Task instructions
Report each line of the data that has "into" somewhere in it.

Data in this exercise
■ ■ ■ ■ ■ ■ ■

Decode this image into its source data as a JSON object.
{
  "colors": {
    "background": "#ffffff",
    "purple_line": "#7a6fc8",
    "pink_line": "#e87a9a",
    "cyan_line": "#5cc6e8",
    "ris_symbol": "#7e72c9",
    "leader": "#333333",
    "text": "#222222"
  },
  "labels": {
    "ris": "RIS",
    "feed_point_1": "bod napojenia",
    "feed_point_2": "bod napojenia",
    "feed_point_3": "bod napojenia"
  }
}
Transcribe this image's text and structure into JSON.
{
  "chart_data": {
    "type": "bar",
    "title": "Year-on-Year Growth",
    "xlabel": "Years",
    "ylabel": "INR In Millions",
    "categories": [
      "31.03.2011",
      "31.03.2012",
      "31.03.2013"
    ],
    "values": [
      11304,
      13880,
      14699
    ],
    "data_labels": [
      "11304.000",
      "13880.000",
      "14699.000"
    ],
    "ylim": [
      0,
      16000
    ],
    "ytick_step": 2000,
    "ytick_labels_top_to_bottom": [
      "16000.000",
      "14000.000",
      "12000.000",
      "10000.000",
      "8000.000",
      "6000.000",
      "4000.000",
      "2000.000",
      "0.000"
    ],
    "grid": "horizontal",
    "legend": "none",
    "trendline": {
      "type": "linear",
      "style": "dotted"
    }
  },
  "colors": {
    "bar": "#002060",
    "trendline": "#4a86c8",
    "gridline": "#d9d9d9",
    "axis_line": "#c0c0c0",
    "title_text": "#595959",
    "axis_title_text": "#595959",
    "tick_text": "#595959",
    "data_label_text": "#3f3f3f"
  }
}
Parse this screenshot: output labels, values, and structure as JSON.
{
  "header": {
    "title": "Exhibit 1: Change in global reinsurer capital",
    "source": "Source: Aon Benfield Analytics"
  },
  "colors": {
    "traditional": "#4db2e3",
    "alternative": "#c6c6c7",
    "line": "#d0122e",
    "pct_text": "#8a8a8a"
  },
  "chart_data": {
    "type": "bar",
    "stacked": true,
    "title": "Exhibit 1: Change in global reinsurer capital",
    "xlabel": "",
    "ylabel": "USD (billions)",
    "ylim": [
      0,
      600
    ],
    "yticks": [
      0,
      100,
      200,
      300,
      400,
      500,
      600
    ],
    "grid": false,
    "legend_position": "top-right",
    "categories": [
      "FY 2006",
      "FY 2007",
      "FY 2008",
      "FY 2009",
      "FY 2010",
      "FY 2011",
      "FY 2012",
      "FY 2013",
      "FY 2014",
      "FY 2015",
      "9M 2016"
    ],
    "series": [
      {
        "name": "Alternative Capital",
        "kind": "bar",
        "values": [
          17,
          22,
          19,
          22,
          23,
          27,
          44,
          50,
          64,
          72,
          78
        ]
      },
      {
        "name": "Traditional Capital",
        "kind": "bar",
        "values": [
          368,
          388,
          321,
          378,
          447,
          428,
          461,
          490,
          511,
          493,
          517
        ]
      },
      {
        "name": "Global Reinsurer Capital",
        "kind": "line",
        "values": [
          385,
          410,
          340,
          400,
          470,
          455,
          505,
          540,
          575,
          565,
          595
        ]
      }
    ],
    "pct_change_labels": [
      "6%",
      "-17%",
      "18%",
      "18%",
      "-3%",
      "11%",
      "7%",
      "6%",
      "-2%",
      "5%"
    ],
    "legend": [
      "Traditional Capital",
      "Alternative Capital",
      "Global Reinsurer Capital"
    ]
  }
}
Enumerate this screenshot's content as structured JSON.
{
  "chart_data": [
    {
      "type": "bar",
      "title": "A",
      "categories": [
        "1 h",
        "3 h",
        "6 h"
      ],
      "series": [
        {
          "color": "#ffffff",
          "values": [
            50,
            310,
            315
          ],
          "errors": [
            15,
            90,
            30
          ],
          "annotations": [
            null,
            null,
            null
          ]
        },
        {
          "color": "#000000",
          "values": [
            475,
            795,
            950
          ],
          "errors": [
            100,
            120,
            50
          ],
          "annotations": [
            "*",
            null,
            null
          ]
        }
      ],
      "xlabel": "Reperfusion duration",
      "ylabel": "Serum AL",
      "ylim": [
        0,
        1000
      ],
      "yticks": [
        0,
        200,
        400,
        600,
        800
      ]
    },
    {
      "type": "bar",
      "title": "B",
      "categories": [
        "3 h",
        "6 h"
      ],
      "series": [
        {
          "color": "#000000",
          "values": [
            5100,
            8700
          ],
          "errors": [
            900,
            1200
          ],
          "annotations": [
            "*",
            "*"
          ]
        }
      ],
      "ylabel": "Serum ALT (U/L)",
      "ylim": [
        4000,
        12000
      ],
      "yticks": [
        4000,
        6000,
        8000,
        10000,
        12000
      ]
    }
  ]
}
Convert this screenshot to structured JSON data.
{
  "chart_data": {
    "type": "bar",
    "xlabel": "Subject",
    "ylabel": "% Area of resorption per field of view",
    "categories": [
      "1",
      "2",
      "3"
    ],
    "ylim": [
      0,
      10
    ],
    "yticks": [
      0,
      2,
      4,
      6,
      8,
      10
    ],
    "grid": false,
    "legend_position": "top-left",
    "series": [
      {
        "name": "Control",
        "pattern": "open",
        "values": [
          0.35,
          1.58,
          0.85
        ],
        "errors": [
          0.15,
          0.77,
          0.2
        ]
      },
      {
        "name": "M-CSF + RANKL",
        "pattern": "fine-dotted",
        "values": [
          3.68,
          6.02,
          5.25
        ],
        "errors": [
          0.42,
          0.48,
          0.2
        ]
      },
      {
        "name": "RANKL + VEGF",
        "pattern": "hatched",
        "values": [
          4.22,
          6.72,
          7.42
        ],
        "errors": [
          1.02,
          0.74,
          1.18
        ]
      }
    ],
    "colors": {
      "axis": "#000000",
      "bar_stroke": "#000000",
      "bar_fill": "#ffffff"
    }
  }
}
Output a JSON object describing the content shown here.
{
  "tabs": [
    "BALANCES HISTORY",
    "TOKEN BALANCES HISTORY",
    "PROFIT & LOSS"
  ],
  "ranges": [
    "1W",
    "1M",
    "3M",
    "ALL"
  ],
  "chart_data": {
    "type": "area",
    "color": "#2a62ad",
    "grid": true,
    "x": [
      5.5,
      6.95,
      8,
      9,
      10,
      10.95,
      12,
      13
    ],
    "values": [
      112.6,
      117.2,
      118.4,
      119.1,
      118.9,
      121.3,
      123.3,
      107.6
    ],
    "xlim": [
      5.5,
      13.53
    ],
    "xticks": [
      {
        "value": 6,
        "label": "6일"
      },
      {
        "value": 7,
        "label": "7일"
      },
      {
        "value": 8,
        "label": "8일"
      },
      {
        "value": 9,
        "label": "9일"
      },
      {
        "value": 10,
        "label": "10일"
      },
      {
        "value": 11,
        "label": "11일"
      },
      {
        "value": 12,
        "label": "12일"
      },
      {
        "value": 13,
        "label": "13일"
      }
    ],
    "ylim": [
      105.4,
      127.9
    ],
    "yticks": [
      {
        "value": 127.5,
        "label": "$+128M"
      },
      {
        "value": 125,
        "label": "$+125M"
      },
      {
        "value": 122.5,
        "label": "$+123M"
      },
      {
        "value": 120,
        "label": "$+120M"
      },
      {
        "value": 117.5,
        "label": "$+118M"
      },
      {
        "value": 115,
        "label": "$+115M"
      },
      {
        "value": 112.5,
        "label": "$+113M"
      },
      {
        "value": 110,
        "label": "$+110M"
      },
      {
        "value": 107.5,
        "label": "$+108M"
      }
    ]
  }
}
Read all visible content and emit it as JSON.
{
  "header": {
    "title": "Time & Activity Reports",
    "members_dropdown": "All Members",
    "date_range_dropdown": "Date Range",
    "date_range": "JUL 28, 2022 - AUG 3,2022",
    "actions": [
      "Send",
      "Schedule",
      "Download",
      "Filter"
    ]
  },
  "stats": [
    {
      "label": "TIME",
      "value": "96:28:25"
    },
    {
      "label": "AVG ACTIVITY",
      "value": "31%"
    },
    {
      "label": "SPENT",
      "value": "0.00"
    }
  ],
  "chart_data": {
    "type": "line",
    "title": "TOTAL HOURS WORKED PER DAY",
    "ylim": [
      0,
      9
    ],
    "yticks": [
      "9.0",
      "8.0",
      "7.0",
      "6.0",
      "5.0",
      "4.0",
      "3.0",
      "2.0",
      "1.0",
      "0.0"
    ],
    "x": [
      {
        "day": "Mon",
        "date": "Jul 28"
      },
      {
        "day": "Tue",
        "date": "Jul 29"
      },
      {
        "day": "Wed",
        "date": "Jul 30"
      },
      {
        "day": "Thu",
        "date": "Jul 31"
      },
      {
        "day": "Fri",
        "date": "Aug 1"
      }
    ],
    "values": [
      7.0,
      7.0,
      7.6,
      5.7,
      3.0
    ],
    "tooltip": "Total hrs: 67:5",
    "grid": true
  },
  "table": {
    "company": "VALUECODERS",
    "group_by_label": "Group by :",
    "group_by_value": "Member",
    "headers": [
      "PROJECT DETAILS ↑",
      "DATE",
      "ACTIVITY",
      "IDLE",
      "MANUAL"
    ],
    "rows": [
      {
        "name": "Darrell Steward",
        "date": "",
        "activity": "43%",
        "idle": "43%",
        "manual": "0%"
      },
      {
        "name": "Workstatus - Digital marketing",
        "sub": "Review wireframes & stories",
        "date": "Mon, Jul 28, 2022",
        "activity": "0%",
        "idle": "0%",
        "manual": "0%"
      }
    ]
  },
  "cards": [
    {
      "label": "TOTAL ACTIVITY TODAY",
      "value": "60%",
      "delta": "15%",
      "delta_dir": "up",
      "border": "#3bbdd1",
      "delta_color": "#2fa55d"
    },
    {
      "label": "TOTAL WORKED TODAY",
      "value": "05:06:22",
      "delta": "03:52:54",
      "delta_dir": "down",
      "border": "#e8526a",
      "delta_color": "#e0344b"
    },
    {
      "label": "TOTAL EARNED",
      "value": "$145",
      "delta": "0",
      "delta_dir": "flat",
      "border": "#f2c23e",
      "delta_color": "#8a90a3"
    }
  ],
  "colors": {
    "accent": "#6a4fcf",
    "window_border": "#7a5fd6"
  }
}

■ ■ ■ ■ ■ ■ ■

Solution to this exercise
Decode this image into its source data as a JSON object.
Transcribe this image's text and structure into JSON.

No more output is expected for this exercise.